╭─ INPUT FOR THIS TASK

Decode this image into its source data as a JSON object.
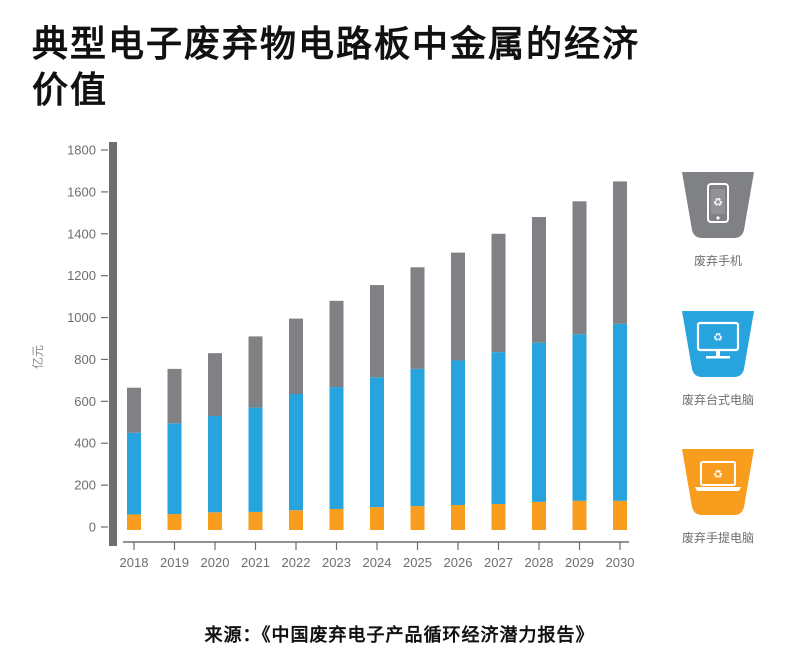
{
  "title": "典型电子废弃物电路板中金属的经济价值",
  "source": "来源：《中国废弃电子产品循环经济潜力报告》",
  "colors": {
    "phone": "#808184",
    "desktop": "#27a4de",
    "laptop": "#f89d1e",
    "axis": "#6d6e71"
  },
  "legend": [
    {
      "key": "phone",
      "label": "废弃手机",
      "icon": "phone-bin-icon"
    },
    {
      "key": "desktop",
      "label": "废弃台式电脑",
      "icon": "desktop-bin-icon"
    },
    {
      "key": "laptop",
      "label": "废弃手提电脑",
      "icon": "laptop-bin-icon"
    }
  ],
  "chart_data": {
    "type": "bar",
    "stacked": true,
    "title": "典型电子废弃物电路板中金属的经济价值",
    "xlabel": "",
    "ylabel": "亿元",
    "ylim": [
      0,
      1800
    ],
    "yticks": [
      0,
      200,
      400,
      600,
      800,
      1000,
      1200,
      1400,
      1600,
      1800
    ],
    "grid": false,
    "legend_position": "right",
    "categories": [
      "2018",
      "2019",
      "2020",
      "2021",
      "2022",
      "2023",
      "2024",
      "2025",
      "2026",
      "2027",
      "2028",
      "2029",
      "2030"
    ],
    "series": [
      {
        "name": "废弃手提电脑",
        "key": "laptop",
        "values": [
          60,
          62,
          70,
          72,
          80,
          86,
          95,
          100,
          105,
          110,
          120,
          125,
          125
        ]
      },
      {
        "name": "废弃台式电脑",
        "key": "desktop",
        "values": [
          390,
          433,
          460,
          498,
          555,
          582,
          620,
          655,
          690,
          725,
          760,
          795,
          845
        ]
      },
      {
        "name": "废弃手机",
        "key": "phone",
        "values": [
          215,
          260,
          300,
          340,
          360,
          412,
          440,
          485,
          515,
          565,
          600,
          635,
          680
        ]
      }
    ],
    "totals": [
      665,
      755,
      830,
      910,
      995,
      1080,
      1155,
      1240,
      1310,
      1400,
      1480,
      1555,
      1650
    ]
  }
}
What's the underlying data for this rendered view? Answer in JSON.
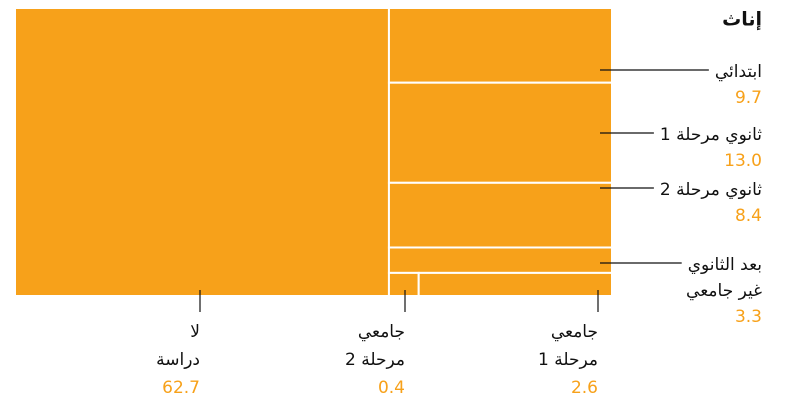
{
  "chart_data": {
    "type": "treemap",
    "title": "إناث",
    "color": "#f7a11a",
    "items": [
      {
        "label": [
          "لا",
          "دراسة"
        ],
        "value": 62.7,
        "value_label": "62.7"
      },
      {
        "label": [
          "ابتدائي"
        ],
        "value": 9.7,
        "value_label": "9.7"
      },
      {
        "label": [
          "ثانوي مرحلة 1"
        ],
        "value": 13.0,
        "value_label": "13.0"
      },
      {
        "label": [
          "ثانوي مرحلة 2"
        ],
        "value": 8.4,
        "value_label": "8.4"
      },
      {
        "label": [
          "بعد الثانوي",
          "غير جامعي"
        ],
        "value": 3.3,
        "value_label": "3.3"
      },
      {
        "label": [
          "جامعي",
          "مرحلة 2"
        ],
        "value": 0.4,
        "value_label": "0.4"
      },
      {
        "label": [
          "جامعي",
          "مرحلة 1"
        ],
        "value": 2.6,
        "value_label": "2.6"
      }
    ]
  }
}
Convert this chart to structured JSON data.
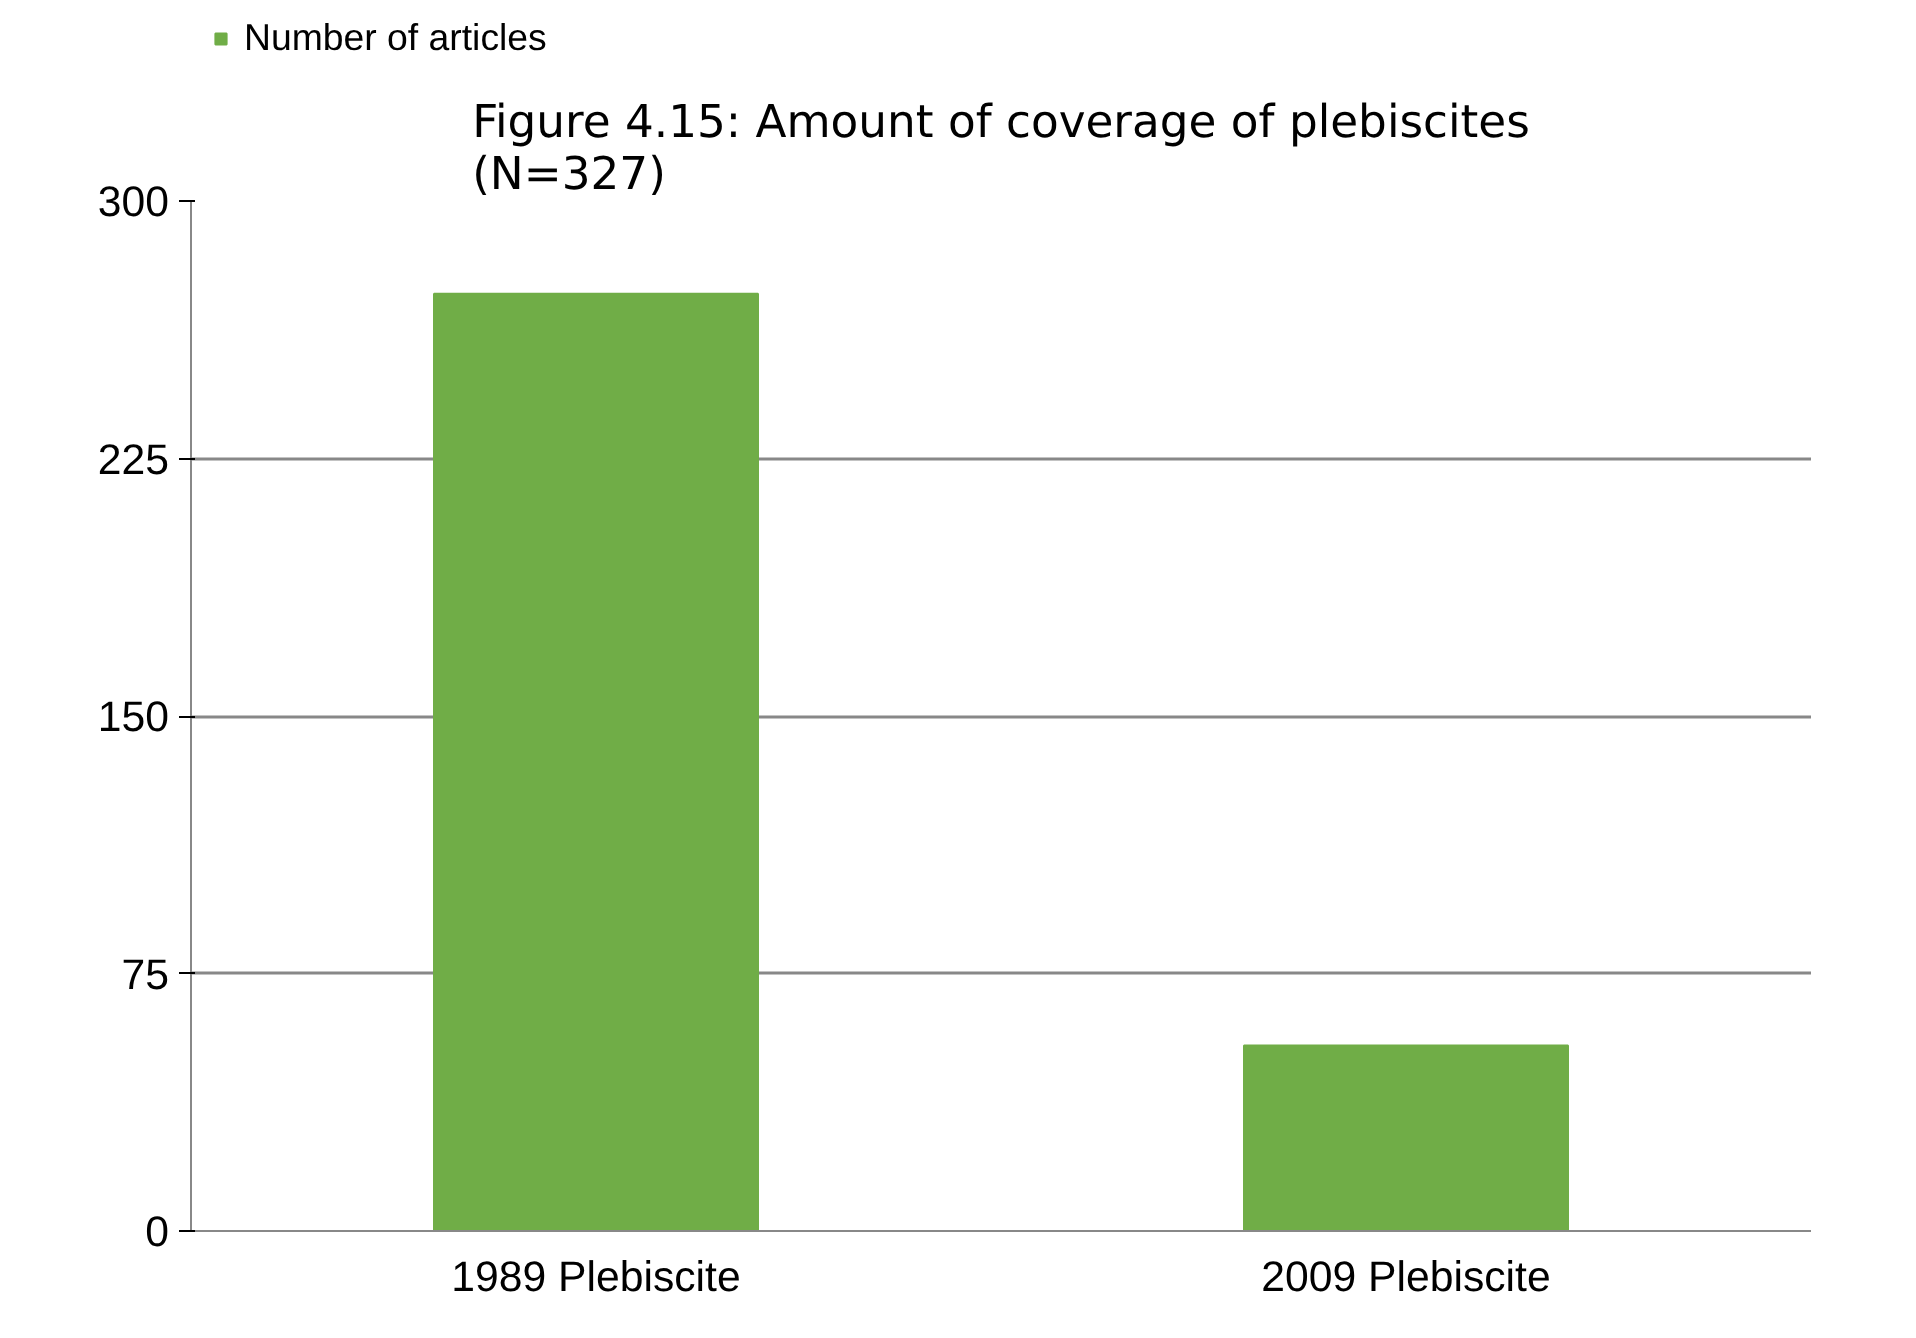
{
  "chart_data": {
    "type": "bar",
    "title": "Figure 4.15: Amount of coverage of plebiscites\n(N=327)",
    "categories": [
      "1989 Plebiscite",
      "2009 Plebiscite"
    ],
    "series": [
      {
        "name": "Number of articles",
        "color": "#70ad47",
        "values": [
          273,
          54
        ]
      }
    ],
    "ylim": [
      0,
      300
    ],
    "yticks": [
      0,
      75,
      150,
      225,
      300
    ],
    "grid": "y",
    "legend": "top left"
  }
}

╰─

_WHAT THE TASK REQUIRES_
All records must be output exactly as they are, except for the pictures, which are left out.

_RESPONSE TO THIS EXERCISE_
Decode this image into its source data as a JSON object.
{
  "title": "典型电子废弃物电路板中金属的经济价值",
  "source": "来源：《中国废弃电子产品循环经济潜力报告》",
  "colors": {
    "phone": "#808184",
    "desktop": "#27a4de",
    "laptop": "#f89d1e",
    "axis": "#6d6e71"
  },
  "legend": [
    {
      "key": "phone",
      "label": "废弃手机",
      "icon": "phone-bin-icon"
    },
    {
      "key": "desktop",
      "label": "废弃台式电脑",
      "icon": "desktop-bin-icon"
    },
    {
      "key": "laptop",
      "label": "废弃手提电脑",
      "icon": "laptop-bin-icon"
    }
  ],
  "chart_data": {
    "type": "bar",
    "stacked": true,
    "title": "典型电子废弃物电路板中金属的经济价值",
    "xlabel": "",
    "ylabel": "亿元",
    "ylim": [
      0,
      1800
    ],
    "yticks": [
      0,
      200,
      400,
      600,
      800,
      1000,
      1200,
      1400,
      1600,
      1800
    ],
    "grid": false,
    "legend_position": "right",
    "categories": [
      "2018",
      "2019",
      "2020",
      "2021",
      "2022",
      "2023",
      "2024",
      "2025",
      "2026",
      "2027",
      "2028",
      "2029",
      "2030"
    ],
    "series": [
      {
        "name": "废弃手提电脑",
        "key": "laptop",
        "values": [
          60,
          62,
          70,
          72,
          80,
          86,
          95,
          100,
          105,
          110,
          120,
          125,
          125
        ]
      },
      {
        "name": "废弃台式电脑",
        "key": "desktop",
        "values": [
          390,
          433,
          460,
          498,
          555,
          582,
          620,
          655,
          690,
          725,
          760,
          795,
          845
        ]
      },
      {
        "name": "废弃手机",
        "key": "phone",
        "values": [
          215,
          260,
          300,
          340,
          360,
          412,
          440,
          485,
          515,
          565,
          600,
          635,
          680
        ]
      }
    ],
    "totals": [
      665,
      755,
      830,
      910,
      995,
      1080,
      1155,
      1240,
      1310,
      1400,
      1480,
      1555,
      1650
    ]
  }
}
What's the underlying data for this rendered view? Answer in JSON.
{
  "chart_data": {
    "type": "treemap",
    "title": "إناث",
    "color": "#f7a11a",
    "items": [
      {
        "label": [
          "لا",
          "دراسة"
        ],
        "value": 62.7,
        "value_label": "62.7"
      },
      {
        "label": [
          "ابتدائي"
        ],
        "value": 9.7,
        "value_label": "9.7"
      },
      {
        "label": [
          "ثانوي مرحلة 1"
        ],
        "value": 13.0,
        "value_label": "13.0"
      },
      {
        "label": [
          "ثانوي مرحلة 2"
        ],
        "value": 8.4,
        "value_label": "8.4"
      },
      {
        "label": [
          "بعد الثانوي",
          "غير جامعي"
        ],
        "value": 3.3,
        "value_label": "3.3"
      },
      {
        "label": [
          "جامعي",
          "مرحلة 2"
        ],
        "value": 0.4,
        "value_label": "0.4"
      },
      {
        "label": [
          "جامعي",
          "مرحلة 1"
        ],
        "value": 2.6,
        "value_label": "2.6"
      }
    ]
  }
}
Convert this chart to structured JSON data.
{
  "chart_data": {
    "type": "bar",
    "title": "Figure 4.15: Amount of coverage of plebiscites\n(N=327)",
    "categories": [
      "1989 Plebiscite",
      "2009 Plebiscite"
    ],
    "series": [
      {
        "name": "Number of articles",
        "color": "#70ad47",
        "values": [
          273,
          54
        ]
      }
    ],
    "ylim": [
      0,
      300
    ],
    "yticks": [
      0,
      75,
      150,
      225,
      300
    ],
    "grid": "y",
    "legend": "top left"
  }
}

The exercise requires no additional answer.